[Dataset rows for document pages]

- Opening Delimiter -

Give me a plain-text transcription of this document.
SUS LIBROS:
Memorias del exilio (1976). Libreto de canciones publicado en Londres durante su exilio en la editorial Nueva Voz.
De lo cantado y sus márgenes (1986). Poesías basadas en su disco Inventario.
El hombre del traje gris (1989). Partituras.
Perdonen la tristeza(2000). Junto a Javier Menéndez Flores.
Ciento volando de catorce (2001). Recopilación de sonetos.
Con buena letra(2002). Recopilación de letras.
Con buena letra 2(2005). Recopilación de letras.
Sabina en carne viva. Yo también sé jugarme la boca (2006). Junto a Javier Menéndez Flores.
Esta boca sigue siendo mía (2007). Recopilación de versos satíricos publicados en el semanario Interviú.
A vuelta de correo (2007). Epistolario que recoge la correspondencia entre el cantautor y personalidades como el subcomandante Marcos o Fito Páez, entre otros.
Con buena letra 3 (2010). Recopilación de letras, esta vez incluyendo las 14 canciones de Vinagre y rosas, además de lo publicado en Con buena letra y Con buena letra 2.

- Closing Delimiter -

#### EXERCISE DIRECTIONS:
Output all the lines above. Keep each one exact.

#### SOLUTION FOR THIS TASK:
Give me a plain-text transcription of this document.
SUS LIBROS:
Memorias del exilio (1976). Libreto de canciones publicado en Londres durante su exilio en la editorial Nueva Voz.
De lo cantado y sus márgenes (1986). Poesías basadas en su disco Inventario.
El hombre del traje gris (1989). Partituras.
Perdonen la tristeza(2000). Junto a Javier Menéndez Flores.
Ciento volando de catorce (2001). Recopilación de sonetos.
Con buena letra(2002). Recopilación de letras.
Con buena letra 2(2005). Recopilación de letras.
Sabina en carne viva. Yo también sé jugarme la boca (2006). Junto a Javier Menéndez Flores.
Esta boca sigue siendo mía (2007). Recopilación de versos satíricos publicados en el semanario Interviú.
A vuelta de correo (2007). Epistolario que recoge la correspondencia entre el cantautor y personalidades como el subcomandante Marcos o Fito Páez, entre otros.
Con buena letra 3 (2010). Recopilación de letras, esta vez incluyendo las 14 canciones de Vinagre y rosas, además de lo publicado en Con buena letra y Con buena letra 2.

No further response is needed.